→ Description of the task:
Among the lines below, count those containing the word "this". Give the number only.
|---|
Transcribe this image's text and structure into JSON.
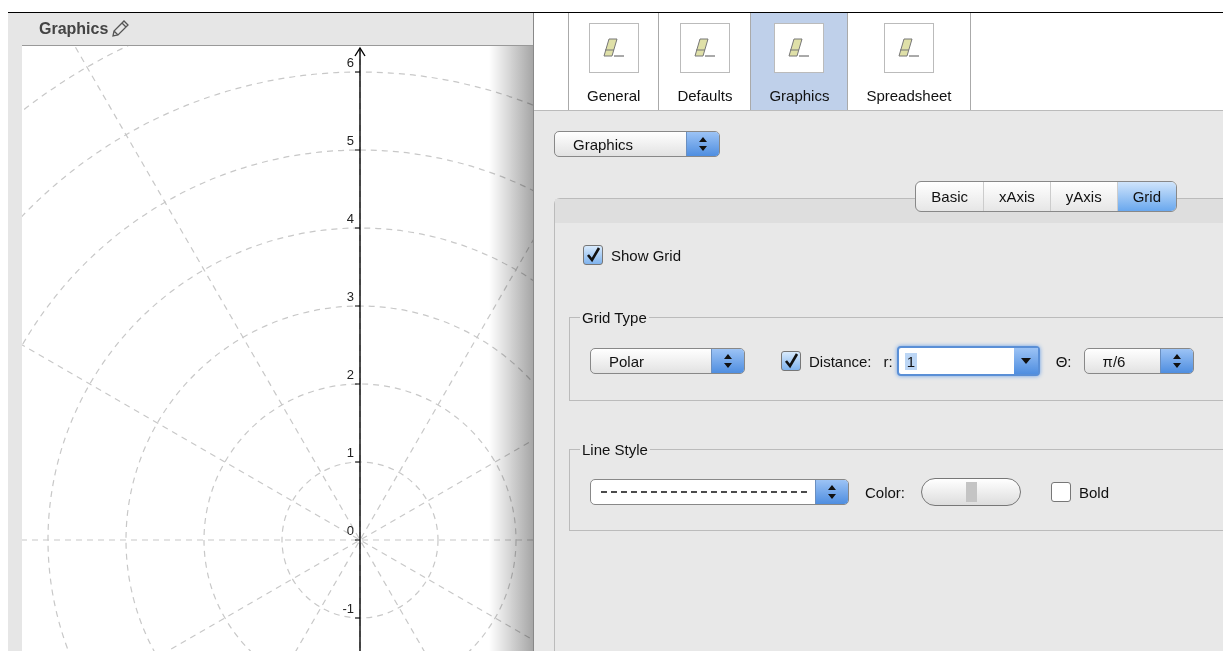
{
  "graphics_view": {
    "title": "Graphics",
    "y_tick_labels": [
      "6",
      "5",
      "4",
      "3",
      "2",
      "1",
      "0",
      "-1"
    ]
  },
  "categories": [
    {
      "label": "General",
      "selected": false
    },
    {
      "label": "Defaults",
      "selected": false
    },
    {
      "label": "Graphics",
      "selected": true
    },
    {
      "label": "Spreadsheet",
      "selected": false
    }
  ],
  "view_select": {
    "value": "Graphics"
  },
  "tabs": [
    {
      "label": "Basic",
      "selected": false
    },
    {
      "label": "xAxis",
      "selected": false
    },
    {
      "label": "yAxis",
      "selected": false
    },
    {
      "label": "Grid",
      "selected": true
    }
  ],
  "show_grid": {
    "label": "Show Grid",
    "checked": true
  },
  "grid_type": {
    "title": "Grid Type",
    "type_select": "Polar",
    "distance": {
      "label": "Distance:",
      "checked": true
    },
    "r_label": "r:",
    "r_value": "1",
    "theta_label": "Θ:",
    "theta_select": "π/6"
  },
  "line_style": {
    "title": "Line Style",
    "color_label": "Color:",
    "bold": {
      "label": "Bold",
      "checked": false
    }
  }
}
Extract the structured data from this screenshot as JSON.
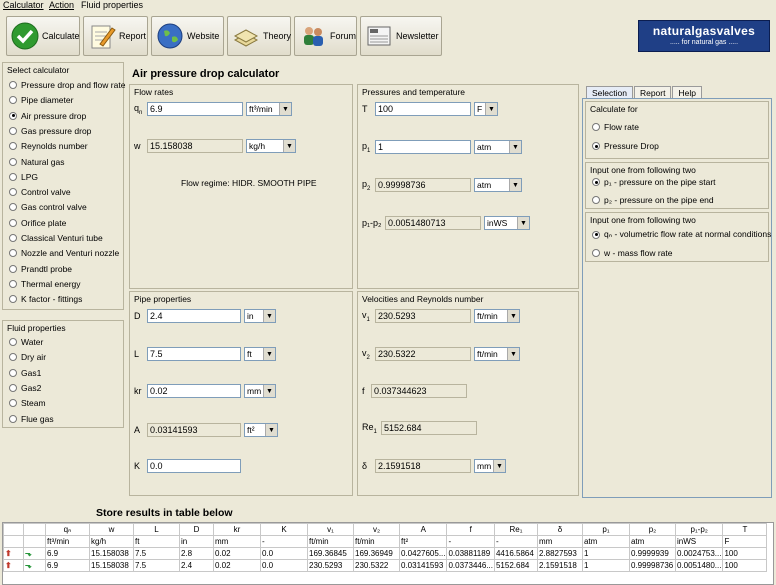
{
  "menu": [
    "Calculator",
    "Action",
    "Fluid properties"
  ],
  "toolbar": {
    "calculate": "Calculate",
    "report": "Report",
    "website": "Website",
    "theory": "Theory",
    "forum": "Forum",
    "newsletter": "Newsletter"
  },
  "logo": {
    "line1": "naturalgasvalves",
    "line2": "..... for natural gas ....."
  },
  "sidebar": {
    "select_title": "Select calculator",
    "calculators": [
      "Pressure drop and flow rate",
      "Pipe diameter",
      "Air pressure drop",
      "Gas pressure drop",
      "Reynolds number",
      "Natural gas",
      "LPG",
      "Control valve",
      "Gas control valve",
      "Orifice plate",
      "Classical Venturi tube",
      "Nozzle and Venturi nozzle",
      "Prandtl probe",
      "Thermal energy",
      "K factor - fittings"
    ],
    "selected_calculator": 2,
    "fluid_title": "Fluid properties",
    "fluids": [
      "Water",
      "Dry air",
      "Gas1",
      "Gas2",
      "Steam",
      "Flue gas"
    ]
  },
  "main": {
    "title": "Air pressure drop calculator",
    "flow_rates": {
      "title": "Flow rates",
      "qn_label": "q",
      "qn_sub": "n",
      "qn_value": "6.9",
      "qn_unit": "ft³/min",
      "w_label": "w",
      "w_value": "15.158038",
      "w_unit": "kg/h",
      "regime": "Flow regime: HIDR. SMOOTH PIPE"
    },
    "pressures": {
      "title": "Pressures and temperature",
      "t_label": "T",
      "t_value": "100",
      "t_unit": "F",
      "p1_label": "p",
      "p1_sub": "1",
      "p1_value": "1",
      "p1_unit": "atm",
      "p2_label": "p",
      "p2_sub": "2",
      "p2_value": "0.99998736",
      "p2_unit": "atm",
      "dp_label": "p₁-p₂",
      "dp_value": "0.0051480713",
      "dp_unit": "inWS"
    },
    "pipe": {
      "title": "Pipe properties",
      "d_label": "D",
      "d_value": "2.4",
      "d_unit": "in",
      "l_label": "L",
      "l_value": "7.5",
      "l_unit": "ft",
      "kr_label": "kr",
      "kr_value": "0.02",
      "kr_unit": "mm",
      "a_label": "A",
      "a_value": "0.03141593",
      "a_unit": "ft²",
      "k_label": "K",
      "k_value": "0.0"
    },
    "velocities": {
      "title": "Velocities and Reynolds number",
      "v1_label": "v",
      "v1_sub": "1",
      "v1_value": "230.5293",
      "v1_unit": "ft/min",
      "v2_label": "v",
      "v2_sub": "2",
      "v2_value": "230.5322",
      "v2_unit": "ft/min",
      "f_label": "f",
      "f_value": "0.037344623",
      "re_label": "Re",
      "re_sub": "1",
      "re_value": "5152.684",
      "delta_label": "δ",
      "delta_value": "2.1591518",
      "delta_unit": "mm"
    }
  },
  "right_panel": {
    "tabs": [
      "Selection",
      "Report",
      "Help"
    ],
    "calc_for_title": "Calculate for",
    "calc_for": [
      "Flow rate",
      "Pressure Drop"
    ],
    "input1_title": "Input one from following two",
    "input1": [
      "p₁ - pressure on the pipe start",
      "p₂ - pressure on the pipe end"
    ],
    "input2_title": "Input one from following two",
    "input2": [
      "qₙ - volumetric flow rate at normal conditions",
      "w - mass flow rate"
    ]
  },
  "store": {
    "title": "Store results in table below",
    "headers": [
      "qₙ",
      "w",
      "L",
      "D",
      "kr",
      "K",
      "v₁",
      "v₂",
      "A",
      "f",
      "Re₁",
      "δ",
      "p₁",
      "p₂",
      "p₁-p₂",
      "T"
    ],
    "units": [
      "ft³/min",
      "kg/h",
      "ft",
      "in",
      "mm",
      "-",
      "ft/min",
      "ft/min",
      "ft²",
      "-",
      "-",
      "mm",
      "atm",
      "atm",
      "inWS",
      "F"
    ],
    "rows": [
      [
        "6.9",
        "15.158038",
        "7.5",
        "2.8",
        "0.02",
        "0.0",
        "169.36845",
        "169.36949",
        "0.0427605...",
        "0.03881189",
        "4416.5864",
        "2.8827593",
        "1",
        "0.9999939",
        "0.0024753...",
        "100"
      ],
      [
        "6.9",
        "15.158038",
        "7.5",
        "2.4",
        "0.02",
        "0.0",
        "230.5293",
        "230.5322",
        "0.03141593",
        "0.0373446...",
        "5152.684",
        "2.1591518",
        "1",
        "0.99998736",
        "0.0051480...",
        "100"
      ]
    ]
  }
}
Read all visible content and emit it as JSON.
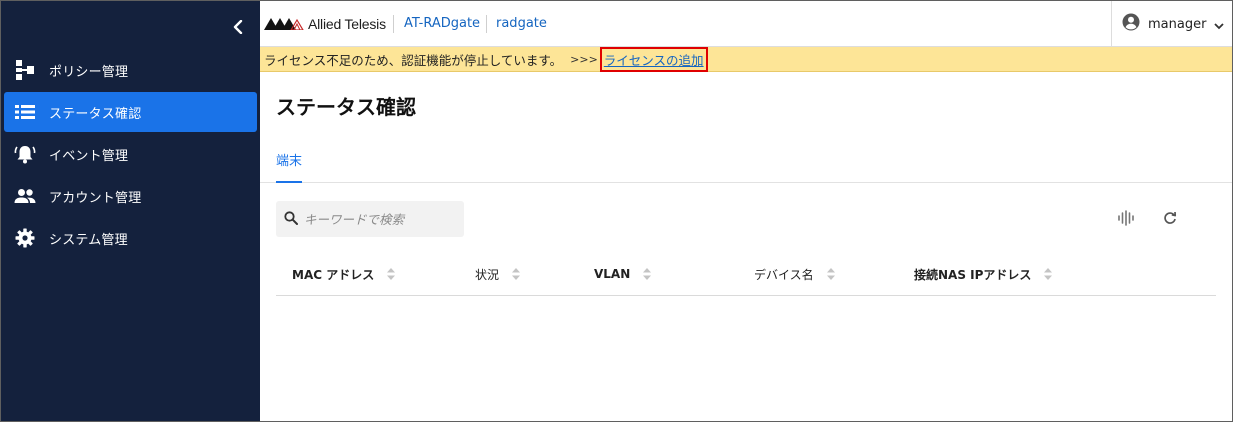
|---|
→ Completed task:
2